• [AIM OF THE TASK]:
Return all of the entries exactly as written.
________________
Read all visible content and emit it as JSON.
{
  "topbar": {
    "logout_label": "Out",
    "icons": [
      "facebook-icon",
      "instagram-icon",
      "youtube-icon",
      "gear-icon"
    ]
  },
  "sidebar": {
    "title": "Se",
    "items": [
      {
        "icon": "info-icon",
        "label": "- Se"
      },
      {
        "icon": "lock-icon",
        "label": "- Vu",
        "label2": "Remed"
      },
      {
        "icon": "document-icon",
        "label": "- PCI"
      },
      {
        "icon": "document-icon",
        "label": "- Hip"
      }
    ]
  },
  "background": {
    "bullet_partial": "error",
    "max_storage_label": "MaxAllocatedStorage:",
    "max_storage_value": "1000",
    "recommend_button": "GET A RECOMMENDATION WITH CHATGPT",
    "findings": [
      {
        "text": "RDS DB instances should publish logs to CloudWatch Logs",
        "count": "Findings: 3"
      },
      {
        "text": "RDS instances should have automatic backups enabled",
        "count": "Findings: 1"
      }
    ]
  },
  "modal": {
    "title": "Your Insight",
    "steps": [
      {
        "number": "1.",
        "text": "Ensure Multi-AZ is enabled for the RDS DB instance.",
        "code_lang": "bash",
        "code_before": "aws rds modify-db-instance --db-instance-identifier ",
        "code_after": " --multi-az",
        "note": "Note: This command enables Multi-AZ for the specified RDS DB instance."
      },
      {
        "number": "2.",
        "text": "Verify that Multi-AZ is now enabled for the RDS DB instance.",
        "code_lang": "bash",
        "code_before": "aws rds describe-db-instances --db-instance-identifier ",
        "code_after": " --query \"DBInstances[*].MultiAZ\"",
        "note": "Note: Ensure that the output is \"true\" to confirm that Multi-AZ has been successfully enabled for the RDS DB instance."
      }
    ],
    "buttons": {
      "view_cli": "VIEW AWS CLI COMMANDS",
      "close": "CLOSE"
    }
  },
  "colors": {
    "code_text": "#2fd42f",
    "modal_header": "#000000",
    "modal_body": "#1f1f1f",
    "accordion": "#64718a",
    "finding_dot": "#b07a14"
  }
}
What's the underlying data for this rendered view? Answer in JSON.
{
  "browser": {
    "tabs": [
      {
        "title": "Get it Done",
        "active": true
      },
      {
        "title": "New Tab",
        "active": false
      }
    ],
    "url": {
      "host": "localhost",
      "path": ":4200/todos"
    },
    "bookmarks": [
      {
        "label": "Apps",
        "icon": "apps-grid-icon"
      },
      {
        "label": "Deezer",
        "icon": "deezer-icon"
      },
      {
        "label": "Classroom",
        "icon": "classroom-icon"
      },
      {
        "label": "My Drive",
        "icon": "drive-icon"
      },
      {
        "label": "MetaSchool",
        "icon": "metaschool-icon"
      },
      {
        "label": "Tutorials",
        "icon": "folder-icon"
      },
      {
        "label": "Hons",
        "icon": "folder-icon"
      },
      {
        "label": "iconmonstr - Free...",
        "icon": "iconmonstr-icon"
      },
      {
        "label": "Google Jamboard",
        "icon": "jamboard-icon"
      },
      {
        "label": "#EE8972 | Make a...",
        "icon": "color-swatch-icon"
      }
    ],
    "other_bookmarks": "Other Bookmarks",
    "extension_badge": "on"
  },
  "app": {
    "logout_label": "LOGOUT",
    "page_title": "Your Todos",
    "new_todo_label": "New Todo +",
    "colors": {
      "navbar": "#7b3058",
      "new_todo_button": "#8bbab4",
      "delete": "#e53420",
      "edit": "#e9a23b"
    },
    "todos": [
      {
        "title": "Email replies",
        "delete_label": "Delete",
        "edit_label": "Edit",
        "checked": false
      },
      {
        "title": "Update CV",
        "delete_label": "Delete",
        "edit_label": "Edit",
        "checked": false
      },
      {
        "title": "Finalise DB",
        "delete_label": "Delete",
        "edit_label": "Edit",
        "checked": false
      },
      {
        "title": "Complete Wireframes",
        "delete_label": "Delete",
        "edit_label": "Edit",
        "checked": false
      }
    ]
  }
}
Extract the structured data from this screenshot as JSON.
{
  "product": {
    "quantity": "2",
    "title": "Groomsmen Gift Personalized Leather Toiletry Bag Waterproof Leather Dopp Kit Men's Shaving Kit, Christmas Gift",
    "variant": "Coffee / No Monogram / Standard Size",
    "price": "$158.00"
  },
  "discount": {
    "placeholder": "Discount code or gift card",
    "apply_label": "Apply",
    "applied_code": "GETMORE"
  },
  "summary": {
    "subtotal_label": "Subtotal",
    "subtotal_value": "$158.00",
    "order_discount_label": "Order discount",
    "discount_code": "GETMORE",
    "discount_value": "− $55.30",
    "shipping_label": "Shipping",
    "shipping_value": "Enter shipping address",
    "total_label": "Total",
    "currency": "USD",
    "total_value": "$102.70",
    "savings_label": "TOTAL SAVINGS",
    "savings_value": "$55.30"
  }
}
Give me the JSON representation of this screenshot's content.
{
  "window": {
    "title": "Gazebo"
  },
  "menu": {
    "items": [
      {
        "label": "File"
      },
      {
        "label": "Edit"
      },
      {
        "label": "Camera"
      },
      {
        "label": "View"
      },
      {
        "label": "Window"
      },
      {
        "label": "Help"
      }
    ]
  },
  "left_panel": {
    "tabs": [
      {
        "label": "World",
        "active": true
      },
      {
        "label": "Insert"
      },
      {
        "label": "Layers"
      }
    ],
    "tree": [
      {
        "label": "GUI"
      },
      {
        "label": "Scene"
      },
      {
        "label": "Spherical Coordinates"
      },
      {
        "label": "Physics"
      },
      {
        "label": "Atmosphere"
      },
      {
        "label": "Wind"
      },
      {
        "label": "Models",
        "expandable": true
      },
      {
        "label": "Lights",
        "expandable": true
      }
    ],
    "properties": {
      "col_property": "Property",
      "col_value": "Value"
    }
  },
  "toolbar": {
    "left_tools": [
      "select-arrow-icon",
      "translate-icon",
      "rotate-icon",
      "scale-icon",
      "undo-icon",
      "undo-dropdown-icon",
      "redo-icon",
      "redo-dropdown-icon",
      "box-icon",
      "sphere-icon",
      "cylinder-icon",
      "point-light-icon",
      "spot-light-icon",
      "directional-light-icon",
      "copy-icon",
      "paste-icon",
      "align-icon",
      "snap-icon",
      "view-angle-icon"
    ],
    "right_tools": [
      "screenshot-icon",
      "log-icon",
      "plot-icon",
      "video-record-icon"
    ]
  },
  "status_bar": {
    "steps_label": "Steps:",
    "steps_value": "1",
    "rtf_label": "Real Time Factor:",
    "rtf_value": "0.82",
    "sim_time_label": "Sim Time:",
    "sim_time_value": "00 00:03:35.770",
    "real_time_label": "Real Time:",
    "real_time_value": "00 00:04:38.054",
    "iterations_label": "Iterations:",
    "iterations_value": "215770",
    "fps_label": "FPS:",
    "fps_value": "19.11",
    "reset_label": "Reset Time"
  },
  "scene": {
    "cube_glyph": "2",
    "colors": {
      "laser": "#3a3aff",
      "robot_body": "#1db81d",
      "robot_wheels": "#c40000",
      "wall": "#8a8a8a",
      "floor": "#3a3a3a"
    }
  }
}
________________
• [OUTPUT FOR THIS EXERCISE]:
Read all visible content and emit it as JSON.
{
  "topbar": {
    "logout_label": "Out",
    "icons": [
      "facebook-icon",
      "instagram-icon",
      "youtube-icon",
      "gear-icon"
    ]
  },
  "sidebar": {
    "title": "Se",
    "items": [
      {
        "icon": "info-icon",
        "label": "- Se"
      },
      {
        "icon": "lock-icon",
        "label": "- Vu",
        "label2": "Remed"
      },
      {
        "icon": "document-icon",
        "label": "- PCI"
      },
      {
        "icon": "document-icon",
        "label": "- Hip"
      }
    ]
  },
  "background": {
    "bullet_partial": "error",
    "max_storage_label": "MaxAllocatedStorage:",
    "max_storage_value": "1000",
    "recommend_button": "GET A RECOMMENDATION WITH CHATGPT",
    "findings": [
      {
        "text": "RDS DB instances should publish logs to CloudWatch Logs",
        "count": "Findings: 3"
      },
      {
        "text": "RDS instances should have automatic backups enabled",
        "count": "Findings: 1"
      }
    ]
  },
  "modal": {
    "title": "Your Insight",
    "steps": [
      {
        "number": "1.",
        "text": "Ensure Multi-AZ is enabled for the RDS DB instance.",
        "code_lang": "bash",
        "code_before": "aws rds modify-db-instance --db-instance-identifier ",
        "code_after": " --multi-az",
        "note": "Note: This command enables Multi-AZ for the specified RDS DB instance."
      },
      {
        "number": "2.",
        "text": "Verify that Multi-AZ is now enabled for the RDS DB instance.",
        "code_lang": "bash",
        "code_before": "aws rds describe-db-instances --db-instance-identifier ",
        "code_after": " --query \"DBInstances[*].MultiAZ\"",
        "note": "Note: Ensure that the output is \"true\" to confirm that Multi-AZ has been successfully enabled for the RDS DB instance."
      }
    ],
    "buttons": {
      "view_cli": "VIEW AWS CLI COMMANDS",
      "close": "CLOSE"
    }
  },
  "colors": {
    "code_text": "#2fd42f",
    "modal_header": "#000000",
    "modal_body": "#1f1f1f",
    "accordion": "#64718a",
    "finding_dot": "#b07a14"
  }
}
What's the underlying data for this rendered view? Answer in JSON.
{
  "browser": {
    "tabs": [
      {
        "title": "Get it Done",
        "active": true
      },
      {
        "title": "New Tab",
        "active": false
      }
    ],
    "url": {
      "host": "localhost",
      "path": ":4200/todos"
    },
    "bookmarks": [
      {
        "label": "Apps",
        "icon": "apps-grid-icon"
      },
      {
        "label": "Deezer",
        "icon": "deezer-icon"
      },
      {
        "label": "Classroom",
        "icon": "classroom-icon"
      },
      {
        "label": "My Drive",
        "icon": "drive-icon"
      },
      {
        "label": "MetaSchool",
        "icon": "metaschool-icon"
      },
      {
        "label": "Tutorials",
        "icon": "folder-icon"
      },
      {
        "label": "Hons",
        "icon": "folder-icon"
      },
      {
        "label": "iconmonstr - Free...",
        "icon": "iconmonstr-icon"
      },
      {
        "label": "Google Jamboard",
        "icon": "jamboard-icon"
      },
      {
        "label": "#EE8972 | Make a...",
        "icon": "color-swatch-icon"
      }
    ],
    "other_bookmarks": "Other Bookmarks",
    "extension_badge": "on"
  },
  "app": {
    "logout_label": "LOGOUT",
    "page_title": "Your Todos",
    "new_todo_label": "New Todo +",
    "colors": {
      "navbar": "#7b3058",
      "new_todo_button": "#8bbab4",
      "delete": "#e53420",
      "edit": "#e9a23b"
    },
    "todos": [
      {
        "title": "Email replies",
        "delete_label": "Delete",
        "edit_label": "Edit",
        "checked": false
      },
      {
        "title": "Update CV",
        "delete_label": "Delete",
        "edit_label": "Edit",
        "checked": false
      },
      {
        "title": "Finalise DB",
        "delete_label": "Delete",
        "edit_label": "Edit",
        "checked": false
      },
      {
        "title": "Complete Wireframes",
        "delete_label": "Delete",
        "edit_label": "Edit",
        "checked": false
      }
    ]
  }
}
Extract the structured data from this screenshot as JSON.
{
  "product": {
    "quantity": "2",
    "title": "Groomsmen Gift Personalized Leather Toiletry Bag Waterproof Leather Dopp Kit Men's Shaving Kit, Christmas Gift",
    "variant": "Coffee / No Monogram / Standard Size",
    "price": "$158.00"
  },
  "discount": {
    "placeholder": "Discount code or gift card",
    "apply_label": "Apply",
    "applied_code": "GETMORE"
  },
  "summary": {
    "subtotal_label": "Subtotal",
    "subtotal_value": "$158.00",
    "order_discount_label": "Order discount",
    "discount_code": "GETMORE",
    "discount_value": "− $55.30",
    "shipping_label": "Shipping",
    "shipping_value": "Enter shipping address",
    "total_label": "Total",
    "currency": "USD",
    "total_value": "$102.70",
    "savings_label": "TOTAL SAVINGS",
    "savings_value": "$55.30"
  }
}
Give me the JSON representation of this screenshot's content.
{
  "window": {
    "title": "Gazebo"
  },
  "menu": {
    "items": [
      {
        "label": "File"
      },
      {
        "label": "Edit"
      },
      {
        "label": "Camera"
      },
      {
        "label": "View"
      },
      {
        "label": "Window"
      },
      {
        "label": "Help"
      }
    ]
  },
  "left_panel": {
    "tabs": [
      {
        "label": "World",
        "active": true
      },
      {
        "label": "Insert"
      },
      {
        "label": "Layers"
      }
    ],
    "tree": [
      {
        "label": "GUI"
      },
      {
        "label": "Scene"
      },
      {
        "label": "Spherical Coordinates"
      },
      {
        "label": "Physics"
      },
      {
        "label": "Atmosphere"
      },
      {
        "label": "Wind"
      },
      {
        "label": "Models",
        "expandable": true
      },
      {
        "label": "Lights",
        "expandable": true
      }
    ],
    "properties": {
      "col_property": "Property",
      "col_value": "Value"
    }
  },
  "toolbar": {
    "left_tools": [
      "select-arrow-icon",
      "translate-icon",
      "rotate-icon",
      "scale-icon",
      "undo-icon",
      "undo-dropdown-icon",
      "redo-icon",
      "redo-dropdown-icon",
      "box-icon",
      "sphere-icon",
      "cylinder-icon",
      "point-light-icon",
      "spot-light-icon",
      "directional-light-icon",
      "copy-icon",
      "paste-icon",
      "align-icon",
      "snap-icon",
      "view-angle-icon"
    ],
    "right_tools": [
      "screenshot-icon",
      "log-icon",
      "plot-icon",
      "video-record-icon"
    ]
  },
  "status_bar": {
    "steps_label": "Steps:",
    "steps_value": "1",
    "rtf_label": "Real Time Factor:",
    "rtf_value": "0.82",
    "sim_time_label": "Sim Time:",
    "sim_time_value": "00 00:03:35.770",
    "real_time_label": "Real Time:",
    "real_time_value": "00 00:04:38.054",
    "iterations_label": "Iterations:",
    "iterations_value": "215770",
    "fps_label": "FPS:",
    "fps_value": "19.11",
    "reset_label": "Reset Time"
  },
  "scene": {
    "cube_glyph": "2",
    "colors": {
      "laser": "#3a3aff",
      "robot_body": "#1db81d",
      "robot_wheels": "#c40000",
      "wall": "#8a8a8a",
      "floor": "#3a3a3a"
    }
  }
}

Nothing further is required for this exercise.